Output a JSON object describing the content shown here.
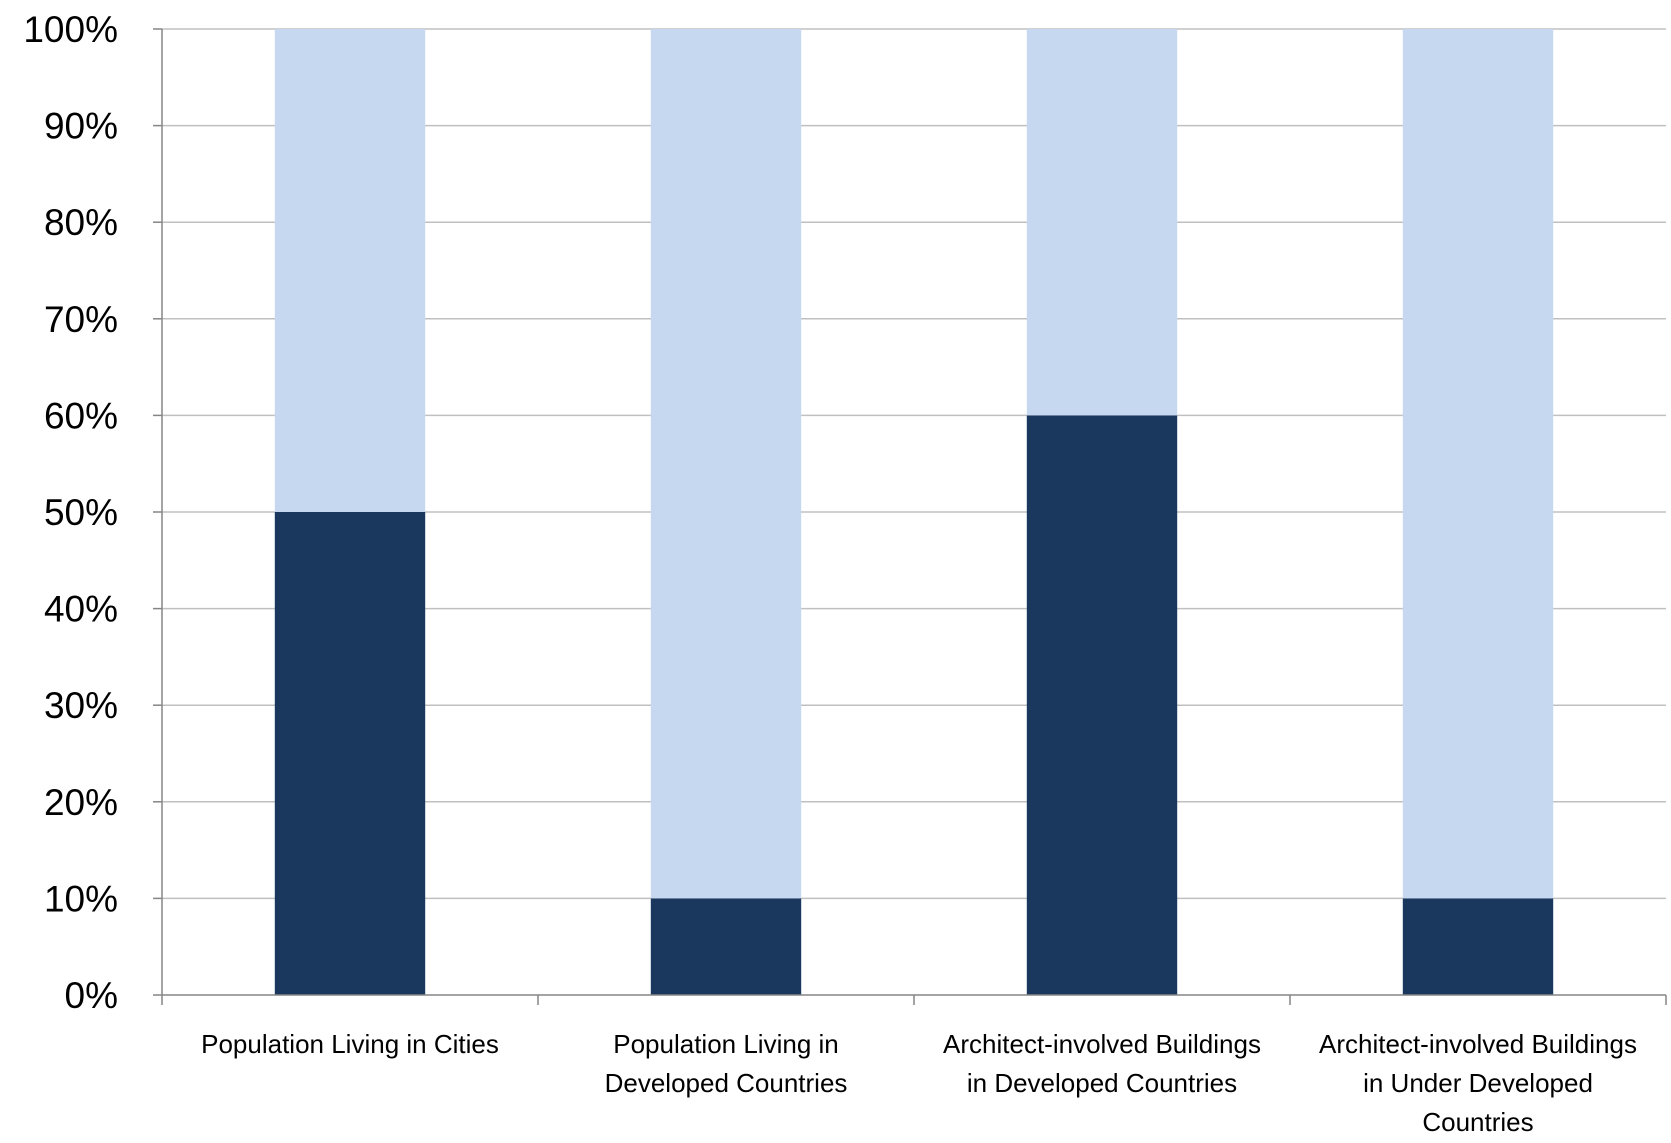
{
  "chart_data": {
    "type": "bar",
    "stacked": true,
    "normalized": true,
    "categories": [
      [
        "Population Living in Cities"
      ],
      [
        "Population Living in",
        "Developed Countries"
      ],
      [
        "Architect-involved Buildings",
        "in Developed Countries"
      ],
      [
        "Architect-involved Buildings",
        "in Under Developed",
        "Countries"
      ]
    ],
    "series": [
      {
        "values": [
          50,
          10,
          60,
          10
        ],
        "color": "#1a385e"
      },
      {
        "values": [
          50,
          90,
          40,
          90
        ],
        "color": "#c6d8f0"
      }
    ],
    "ylim": [
      0,
      100
    ],
    "y_ticks": [
      "0%",
      "10%",
      "20%",
      "30%",
      "40%",
      "50%",
      "60%",
      "70%",
      "80%",
      "90%",
      "100%"
    ],
    "grid": true,
    "legend": "none",
    "colors": {
      "grid": "#c0c0c0",
      "axis": "#868686"
    }
  }
}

Aim of the exercise: Pictures excluded, quote all the data above exactly.

Full response:
Output a JSON object describing the content shown here.
{
  "chart_data": {
    "type": "bar",
    "stacked": true,
    "normalized": true,
    "categories": [
      [
        "Population Living in Cities"
      ],
      [
        "Population Living in",
        "Developed Countries"
      ],
      [
        "Architect-involved Buildings",
        "in Developed Countries"
      ],
      [
        "Architect-involved Buildings",
        "in Under Developed",
        "Countries"
      ]
    ],
    "series": [
      {
        "values": [
          50,
          10,
          60,
          10
        ],
        "color": "#1a385e"
      },
      {
        "values": [
          50,
          90,
          40,
          90
        ],
        "color": "#c6d8f0"
      }
    ],
    "ylim": [
      0,
      100
    ],
    "y_ticks": [
      "0%",
      "10%",
      "20%",
      "30%",
      "40%",
      "50%",
      "60%",
      "70%",
      "80%",
      "90%",
      "100%"
    ],
    "grid": true,
    "legend": "none",
    "colors": {
      "grid": "#c0c0c0",
      "axis": "#868686"
    }
  }
}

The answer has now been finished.